Data supplied:
● ● ● ●
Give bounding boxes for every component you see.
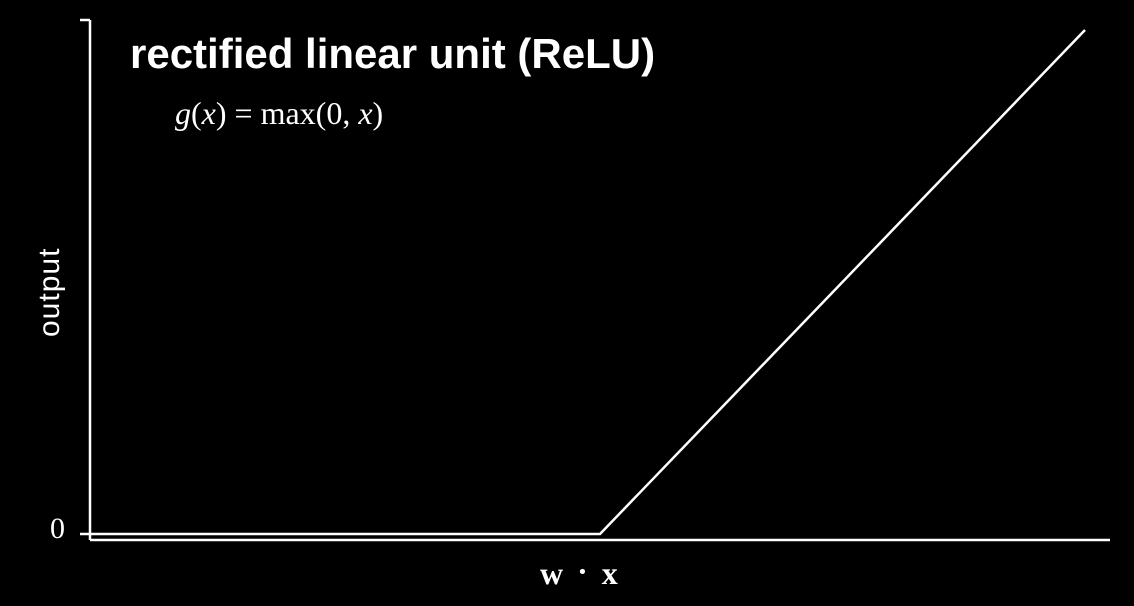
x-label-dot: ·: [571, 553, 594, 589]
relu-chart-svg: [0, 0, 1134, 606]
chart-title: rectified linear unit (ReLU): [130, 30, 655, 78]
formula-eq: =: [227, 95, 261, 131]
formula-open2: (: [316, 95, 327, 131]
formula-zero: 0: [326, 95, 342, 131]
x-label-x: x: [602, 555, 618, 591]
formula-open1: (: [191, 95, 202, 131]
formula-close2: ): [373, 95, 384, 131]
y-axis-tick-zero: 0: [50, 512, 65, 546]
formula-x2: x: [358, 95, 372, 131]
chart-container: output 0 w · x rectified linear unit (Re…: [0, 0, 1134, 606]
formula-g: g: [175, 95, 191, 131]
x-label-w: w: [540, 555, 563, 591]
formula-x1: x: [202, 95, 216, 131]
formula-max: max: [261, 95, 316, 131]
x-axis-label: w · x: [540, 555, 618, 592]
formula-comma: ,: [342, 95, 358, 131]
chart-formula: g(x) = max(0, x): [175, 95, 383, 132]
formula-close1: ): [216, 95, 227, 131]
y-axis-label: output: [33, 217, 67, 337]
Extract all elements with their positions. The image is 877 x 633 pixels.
● ● ● ●
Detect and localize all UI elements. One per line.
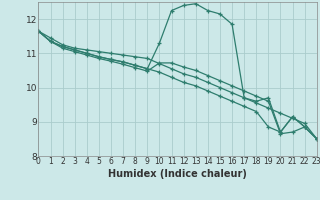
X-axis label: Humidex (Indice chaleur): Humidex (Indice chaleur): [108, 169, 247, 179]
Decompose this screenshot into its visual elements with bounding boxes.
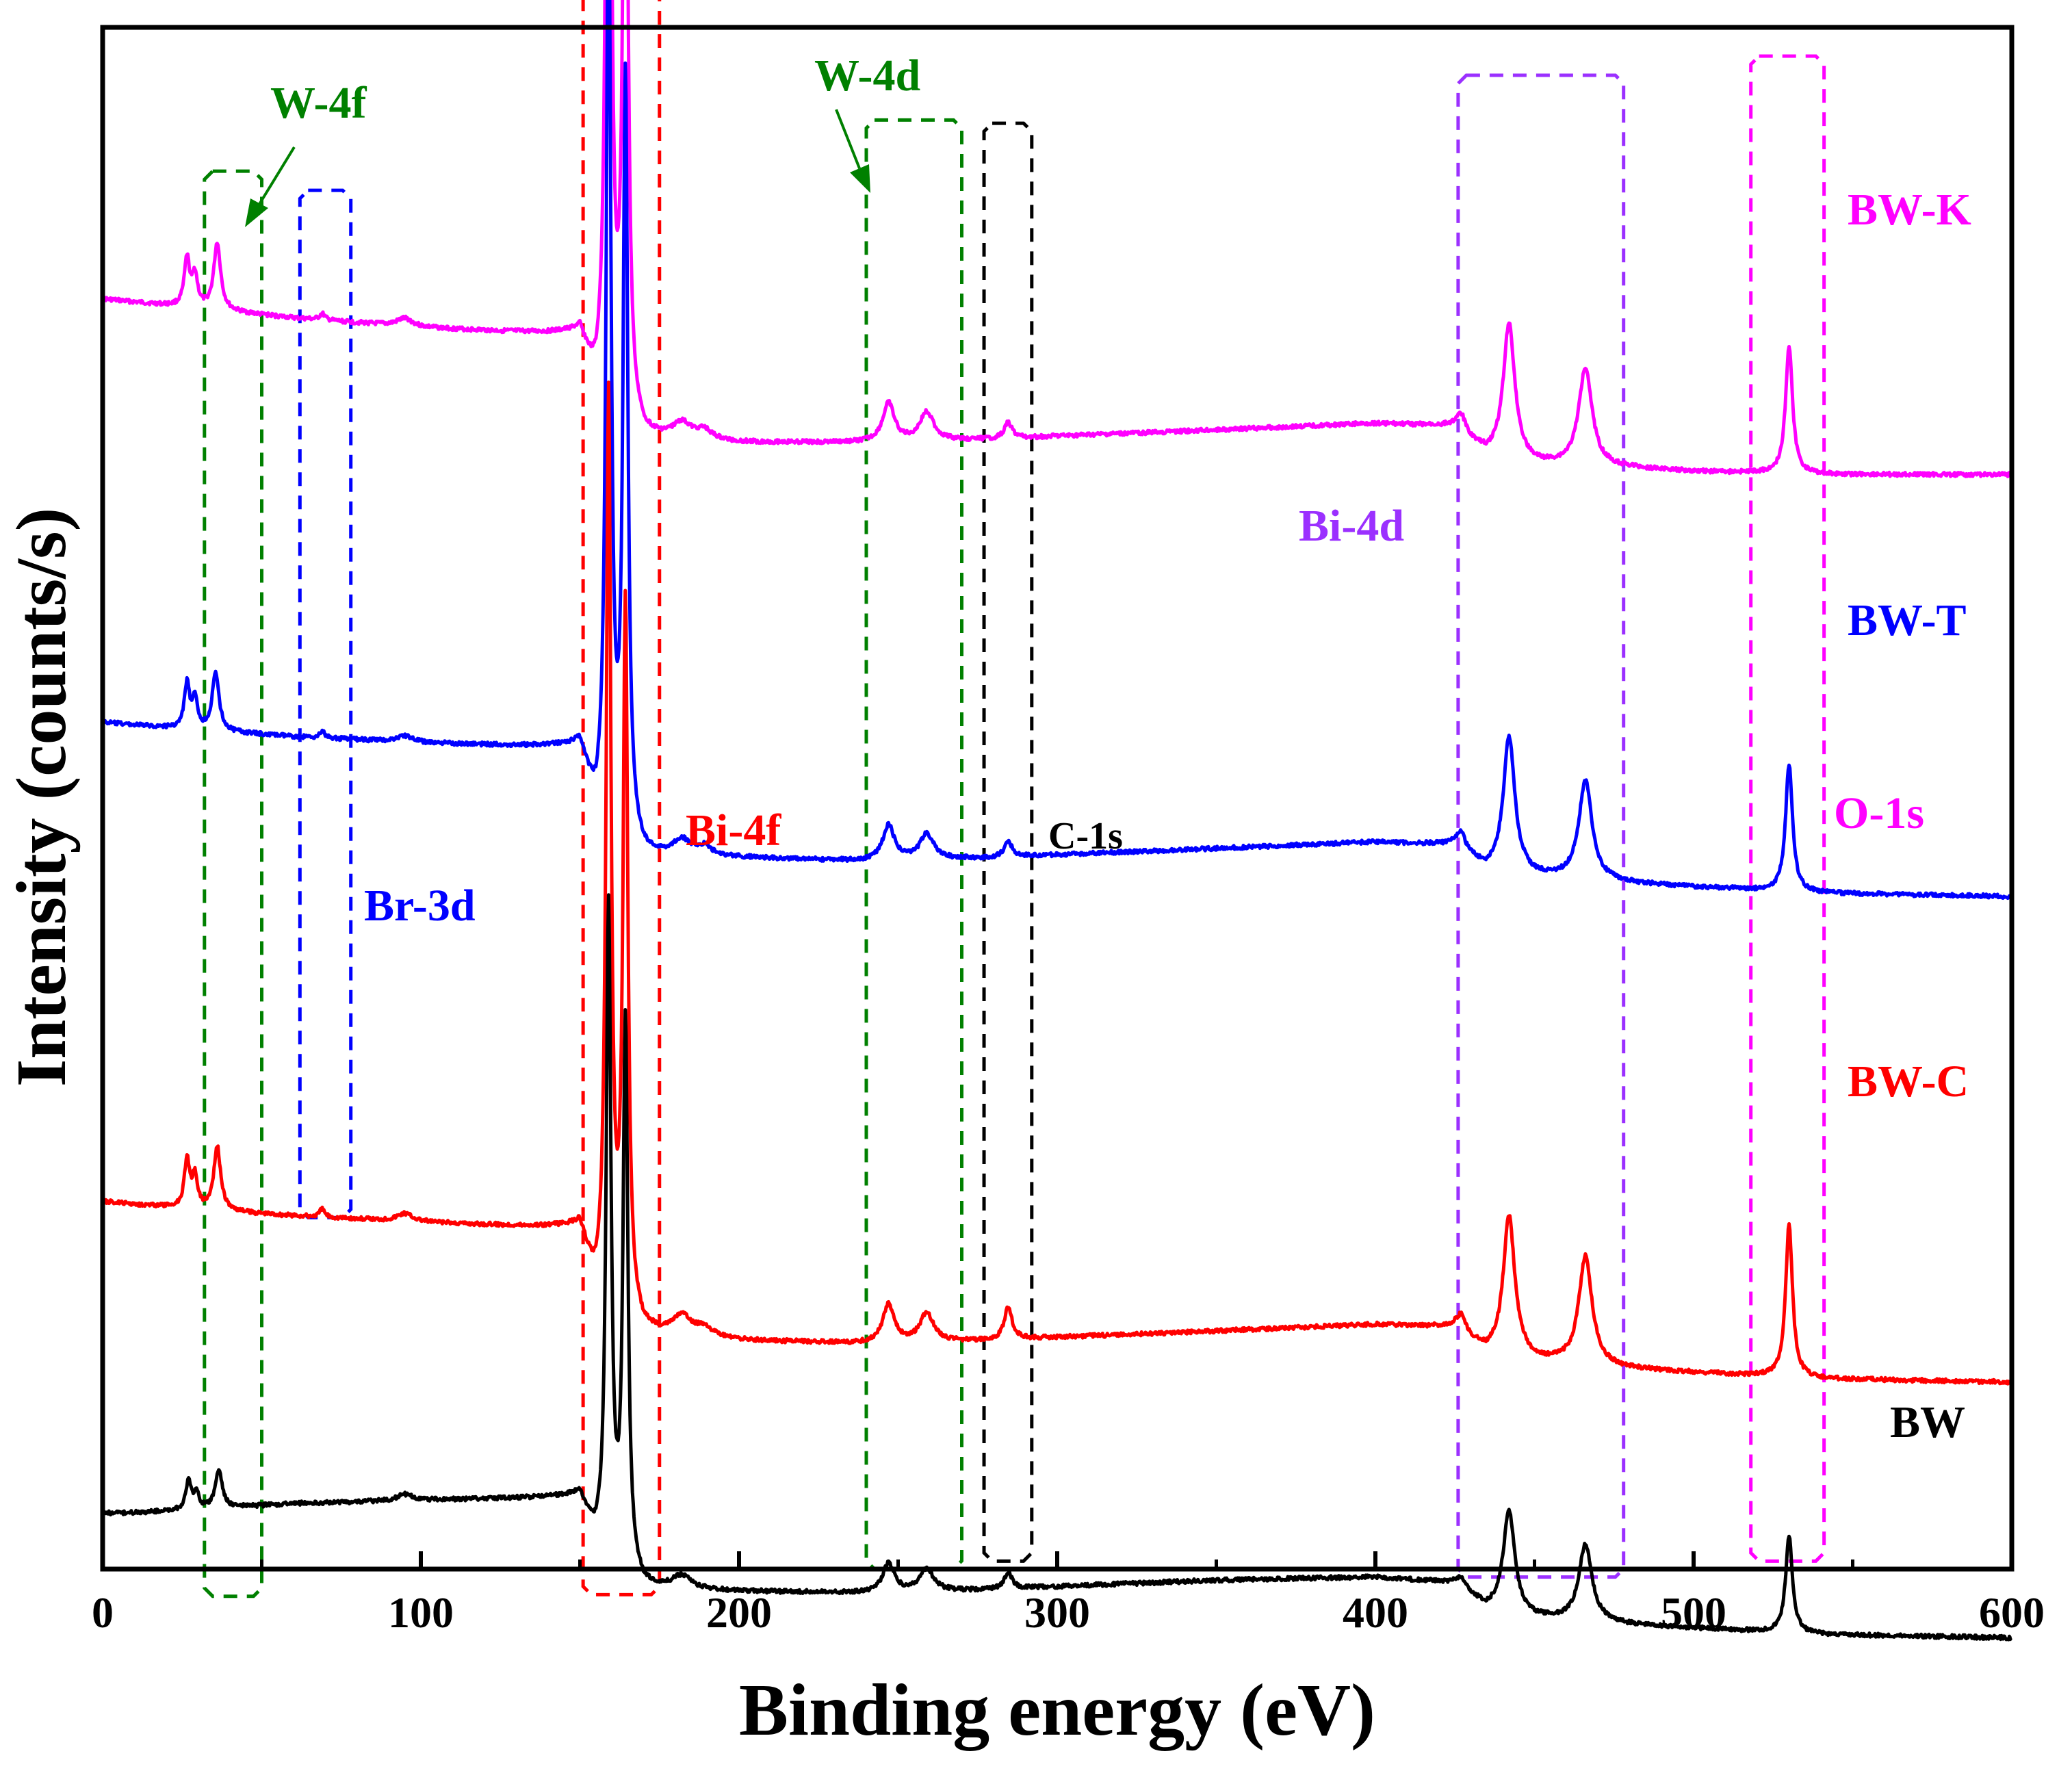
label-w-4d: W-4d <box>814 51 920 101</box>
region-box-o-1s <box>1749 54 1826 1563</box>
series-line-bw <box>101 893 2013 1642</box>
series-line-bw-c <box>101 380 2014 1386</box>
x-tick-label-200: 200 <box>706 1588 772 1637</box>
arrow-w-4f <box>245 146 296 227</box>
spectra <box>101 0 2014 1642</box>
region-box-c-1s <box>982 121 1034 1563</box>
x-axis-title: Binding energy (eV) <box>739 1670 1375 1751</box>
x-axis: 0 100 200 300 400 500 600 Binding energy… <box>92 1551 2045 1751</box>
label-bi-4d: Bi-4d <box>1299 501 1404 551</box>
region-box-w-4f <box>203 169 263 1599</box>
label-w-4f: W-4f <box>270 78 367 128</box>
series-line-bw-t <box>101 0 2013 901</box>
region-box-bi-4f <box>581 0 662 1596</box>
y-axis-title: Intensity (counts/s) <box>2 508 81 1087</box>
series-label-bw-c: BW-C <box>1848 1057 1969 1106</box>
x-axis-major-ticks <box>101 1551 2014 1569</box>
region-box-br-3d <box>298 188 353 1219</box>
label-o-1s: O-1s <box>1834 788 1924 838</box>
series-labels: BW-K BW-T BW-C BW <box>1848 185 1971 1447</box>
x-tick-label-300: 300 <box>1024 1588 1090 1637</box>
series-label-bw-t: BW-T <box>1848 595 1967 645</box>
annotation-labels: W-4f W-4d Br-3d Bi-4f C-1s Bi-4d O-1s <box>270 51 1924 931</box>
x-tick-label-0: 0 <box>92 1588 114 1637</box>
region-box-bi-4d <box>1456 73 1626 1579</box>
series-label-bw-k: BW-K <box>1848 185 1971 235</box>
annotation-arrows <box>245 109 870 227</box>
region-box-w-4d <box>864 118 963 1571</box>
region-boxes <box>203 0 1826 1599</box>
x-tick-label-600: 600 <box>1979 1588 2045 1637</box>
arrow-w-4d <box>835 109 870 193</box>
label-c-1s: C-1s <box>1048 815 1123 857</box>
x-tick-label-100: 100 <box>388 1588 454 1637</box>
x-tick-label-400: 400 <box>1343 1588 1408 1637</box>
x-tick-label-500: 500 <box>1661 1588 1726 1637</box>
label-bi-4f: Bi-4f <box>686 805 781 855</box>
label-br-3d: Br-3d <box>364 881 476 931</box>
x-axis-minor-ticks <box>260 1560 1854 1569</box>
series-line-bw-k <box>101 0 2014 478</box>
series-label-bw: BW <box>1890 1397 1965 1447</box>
● ● ● ●
Exercise:
In the records, rewrite the stretch from the line containing "Give bounding boxes" through the line containing "Extract all elements", swapping "output" for "activation" and leaving everything else as it stands. Omit the pictures from your answer.

Result:
Give bounding boxes for every component you see.
x-label-dot: ·: [571, 553, 594, 589]
relu-chart-svg: [0, 0, 1134, 606]
chart-title: rectified linear unit (ReLU): [130, 30, 655, 78]
formula-eq: =: [227, 95, 261, 131]
formula-open2: (: [316, 95, 327, 131]
formula-zero: 0: [326, 95, 342, 131]
x-label-x: x: [602, 555, 618, 591]
formula-open1: (: [191, 95, 202, 131]
formula-close2: ): [373, 95, 384, 131]
y-axis-tick-zero: 0: [50, 512, 65, 546]
formula-x2: x: [358, 95, 372, 131]
chart-container: activation 0 w · x rectified linear unit (Re…: [0, 0, 1134, 606]
formula-g: g: [175, 95, 191, 131]
x-label-w: w: [540, 555, 563, 591]
formula-x1: x: [202, 95, 216, 131]
formula-max: max: [261, 95, 316, 131]
x-axis-label: w · x: [540, 555, 618, 592]
formula-comma: ,: [342, 95, 358, 131]
chart-formula: g(x) = max(0, x): [175, 95, 383, 132]
formula-close1: ): [216, 95, 227, 131]
y-axis-label: activation: [33, 217, 67, 337]
Extract all elements with their positions. The image is 877 x 633 pixels.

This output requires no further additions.